- [Given exercise]
Pull out each row below that contains the string "series", and copy it in full. Treat uppercase and lowercase as different.

--- Start ---

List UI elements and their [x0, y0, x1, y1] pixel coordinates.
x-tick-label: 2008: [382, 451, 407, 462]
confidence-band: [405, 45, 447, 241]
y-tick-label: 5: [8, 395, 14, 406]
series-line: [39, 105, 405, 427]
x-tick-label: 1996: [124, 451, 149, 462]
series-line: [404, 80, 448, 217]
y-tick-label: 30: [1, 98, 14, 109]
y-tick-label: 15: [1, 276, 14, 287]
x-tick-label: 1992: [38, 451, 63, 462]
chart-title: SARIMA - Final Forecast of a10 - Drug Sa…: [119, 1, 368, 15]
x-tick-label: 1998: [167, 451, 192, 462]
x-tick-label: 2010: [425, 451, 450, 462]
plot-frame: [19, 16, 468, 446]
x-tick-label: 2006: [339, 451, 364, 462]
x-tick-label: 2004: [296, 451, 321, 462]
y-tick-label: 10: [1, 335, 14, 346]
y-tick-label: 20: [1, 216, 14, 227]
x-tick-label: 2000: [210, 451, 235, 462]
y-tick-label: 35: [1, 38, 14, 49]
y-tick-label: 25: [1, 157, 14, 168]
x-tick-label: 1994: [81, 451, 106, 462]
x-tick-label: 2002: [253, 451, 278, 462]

--- End ---

- [Task response]
series-line: [39, 105, 405, 427]
series-line: [404, 80, 448, 217]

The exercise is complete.